Data entries
########
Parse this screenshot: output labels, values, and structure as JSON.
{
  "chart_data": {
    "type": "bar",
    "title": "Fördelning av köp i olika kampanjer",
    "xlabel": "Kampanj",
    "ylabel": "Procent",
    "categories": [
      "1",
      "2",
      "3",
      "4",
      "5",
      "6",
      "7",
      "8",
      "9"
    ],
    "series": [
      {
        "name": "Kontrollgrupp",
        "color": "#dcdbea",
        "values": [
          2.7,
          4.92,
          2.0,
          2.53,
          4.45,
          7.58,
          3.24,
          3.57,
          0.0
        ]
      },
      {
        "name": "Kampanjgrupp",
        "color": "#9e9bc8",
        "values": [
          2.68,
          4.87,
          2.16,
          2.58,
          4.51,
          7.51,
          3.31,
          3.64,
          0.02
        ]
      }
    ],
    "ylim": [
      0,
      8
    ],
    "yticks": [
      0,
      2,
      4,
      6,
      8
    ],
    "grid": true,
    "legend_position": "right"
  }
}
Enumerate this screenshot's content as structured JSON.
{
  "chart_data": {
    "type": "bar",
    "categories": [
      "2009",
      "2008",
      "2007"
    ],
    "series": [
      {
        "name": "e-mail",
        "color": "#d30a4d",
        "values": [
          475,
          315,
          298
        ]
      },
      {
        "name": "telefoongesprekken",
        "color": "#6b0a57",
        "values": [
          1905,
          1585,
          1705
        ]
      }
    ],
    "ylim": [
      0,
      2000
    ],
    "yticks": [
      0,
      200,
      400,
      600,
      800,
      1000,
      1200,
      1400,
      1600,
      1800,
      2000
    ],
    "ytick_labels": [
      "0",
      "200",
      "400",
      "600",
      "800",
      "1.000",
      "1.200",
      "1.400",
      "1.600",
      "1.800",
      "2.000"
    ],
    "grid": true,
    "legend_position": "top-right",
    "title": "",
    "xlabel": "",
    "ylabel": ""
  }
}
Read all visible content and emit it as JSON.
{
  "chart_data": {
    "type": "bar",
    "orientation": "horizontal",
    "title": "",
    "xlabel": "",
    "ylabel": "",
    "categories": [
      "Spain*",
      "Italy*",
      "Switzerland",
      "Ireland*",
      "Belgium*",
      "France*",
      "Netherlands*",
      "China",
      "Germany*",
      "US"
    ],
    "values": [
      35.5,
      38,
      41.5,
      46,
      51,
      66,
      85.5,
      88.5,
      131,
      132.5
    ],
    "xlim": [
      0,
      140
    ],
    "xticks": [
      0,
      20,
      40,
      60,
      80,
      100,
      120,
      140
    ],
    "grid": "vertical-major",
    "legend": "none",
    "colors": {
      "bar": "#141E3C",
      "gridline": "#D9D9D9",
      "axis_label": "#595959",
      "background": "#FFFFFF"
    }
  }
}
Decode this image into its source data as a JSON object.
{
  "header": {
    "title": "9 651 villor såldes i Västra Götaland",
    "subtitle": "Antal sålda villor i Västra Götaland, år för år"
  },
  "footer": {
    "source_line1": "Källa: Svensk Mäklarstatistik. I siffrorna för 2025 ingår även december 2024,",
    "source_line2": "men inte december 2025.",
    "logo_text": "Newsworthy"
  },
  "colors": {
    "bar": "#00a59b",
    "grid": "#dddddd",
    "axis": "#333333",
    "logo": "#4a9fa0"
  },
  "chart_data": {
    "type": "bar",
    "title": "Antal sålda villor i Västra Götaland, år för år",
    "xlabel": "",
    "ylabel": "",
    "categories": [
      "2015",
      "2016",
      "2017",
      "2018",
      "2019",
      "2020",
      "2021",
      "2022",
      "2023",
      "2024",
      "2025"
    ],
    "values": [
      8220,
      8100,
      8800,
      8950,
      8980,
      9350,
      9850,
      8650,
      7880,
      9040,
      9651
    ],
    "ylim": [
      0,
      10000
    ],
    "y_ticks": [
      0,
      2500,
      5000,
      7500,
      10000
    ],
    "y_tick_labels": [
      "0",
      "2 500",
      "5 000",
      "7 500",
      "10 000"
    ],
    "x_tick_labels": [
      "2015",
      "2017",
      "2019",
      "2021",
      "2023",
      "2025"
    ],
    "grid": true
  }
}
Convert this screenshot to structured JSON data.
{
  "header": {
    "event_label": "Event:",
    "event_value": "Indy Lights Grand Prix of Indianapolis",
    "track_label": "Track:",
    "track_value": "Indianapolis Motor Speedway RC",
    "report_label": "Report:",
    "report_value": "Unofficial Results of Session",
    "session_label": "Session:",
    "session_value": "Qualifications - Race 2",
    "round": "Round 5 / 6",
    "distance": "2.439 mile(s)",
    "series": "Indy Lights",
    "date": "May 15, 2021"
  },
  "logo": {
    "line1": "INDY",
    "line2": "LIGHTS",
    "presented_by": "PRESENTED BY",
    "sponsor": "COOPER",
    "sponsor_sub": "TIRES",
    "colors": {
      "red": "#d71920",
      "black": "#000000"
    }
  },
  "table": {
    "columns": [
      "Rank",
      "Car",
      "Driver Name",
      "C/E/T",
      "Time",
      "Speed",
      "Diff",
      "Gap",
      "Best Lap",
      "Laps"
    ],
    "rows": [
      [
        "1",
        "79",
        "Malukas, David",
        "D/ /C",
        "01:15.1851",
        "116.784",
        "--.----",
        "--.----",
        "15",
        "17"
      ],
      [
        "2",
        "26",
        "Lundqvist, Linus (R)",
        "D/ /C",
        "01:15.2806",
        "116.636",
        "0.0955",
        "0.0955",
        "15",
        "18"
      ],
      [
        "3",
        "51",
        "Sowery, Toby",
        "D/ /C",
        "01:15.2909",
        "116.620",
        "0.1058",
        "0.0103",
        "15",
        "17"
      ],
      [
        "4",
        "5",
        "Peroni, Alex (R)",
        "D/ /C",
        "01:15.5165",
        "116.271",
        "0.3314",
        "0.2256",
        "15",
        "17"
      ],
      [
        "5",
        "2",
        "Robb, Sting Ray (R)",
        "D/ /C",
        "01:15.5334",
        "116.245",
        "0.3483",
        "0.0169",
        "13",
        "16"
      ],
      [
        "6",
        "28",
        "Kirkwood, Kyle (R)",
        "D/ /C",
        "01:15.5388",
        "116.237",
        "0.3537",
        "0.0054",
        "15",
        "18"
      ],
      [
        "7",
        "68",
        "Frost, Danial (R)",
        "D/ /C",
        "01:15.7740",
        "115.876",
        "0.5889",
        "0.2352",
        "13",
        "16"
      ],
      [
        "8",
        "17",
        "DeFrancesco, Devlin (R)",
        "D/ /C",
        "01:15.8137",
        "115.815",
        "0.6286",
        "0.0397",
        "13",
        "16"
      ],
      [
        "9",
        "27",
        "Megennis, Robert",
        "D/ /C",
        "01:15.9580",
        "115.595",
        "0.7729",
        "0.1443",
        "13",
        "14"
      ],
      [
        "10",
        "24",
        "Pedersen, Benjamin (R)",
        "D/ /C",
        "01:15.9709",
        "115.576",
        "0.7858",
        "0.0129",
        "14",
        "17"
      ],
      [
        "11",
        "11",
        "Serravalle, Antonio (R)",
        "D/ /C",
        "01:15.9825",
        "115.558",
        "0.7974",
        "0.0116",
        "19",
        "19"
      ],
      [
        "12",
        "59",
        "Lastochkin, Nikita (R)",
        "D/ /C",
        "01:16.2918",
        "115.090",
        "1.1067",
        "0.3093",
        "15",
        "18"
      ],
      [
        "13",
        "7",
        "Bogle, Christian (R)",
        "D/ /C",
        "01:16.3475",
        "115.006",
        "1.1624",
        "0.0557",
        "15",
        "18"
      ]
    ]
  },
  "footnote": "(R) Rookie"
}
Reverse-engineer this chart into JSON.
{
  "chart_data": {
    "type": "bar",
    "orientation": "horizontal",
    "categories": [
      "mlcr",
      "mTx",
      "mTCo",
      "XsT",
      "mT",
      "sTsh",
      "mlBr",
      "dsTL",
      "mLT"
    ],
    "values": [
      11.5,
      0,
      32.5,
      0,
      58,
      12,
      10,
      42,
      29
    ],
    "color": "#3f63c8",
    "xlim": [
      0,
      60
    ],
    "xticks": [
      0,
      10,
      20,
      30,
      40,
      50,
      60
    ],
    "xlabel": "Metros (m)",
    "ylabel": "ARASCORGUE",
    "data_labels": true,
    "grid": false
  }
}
########
Copy out every line of the listing that contains the string "ylabel".

* _Result of this task_:
    "ylabel": "Procent",
    "ylabel": ""
    "ylabel": "",
    "ylabel": "",
    "ylabel": "ARASCORGUE",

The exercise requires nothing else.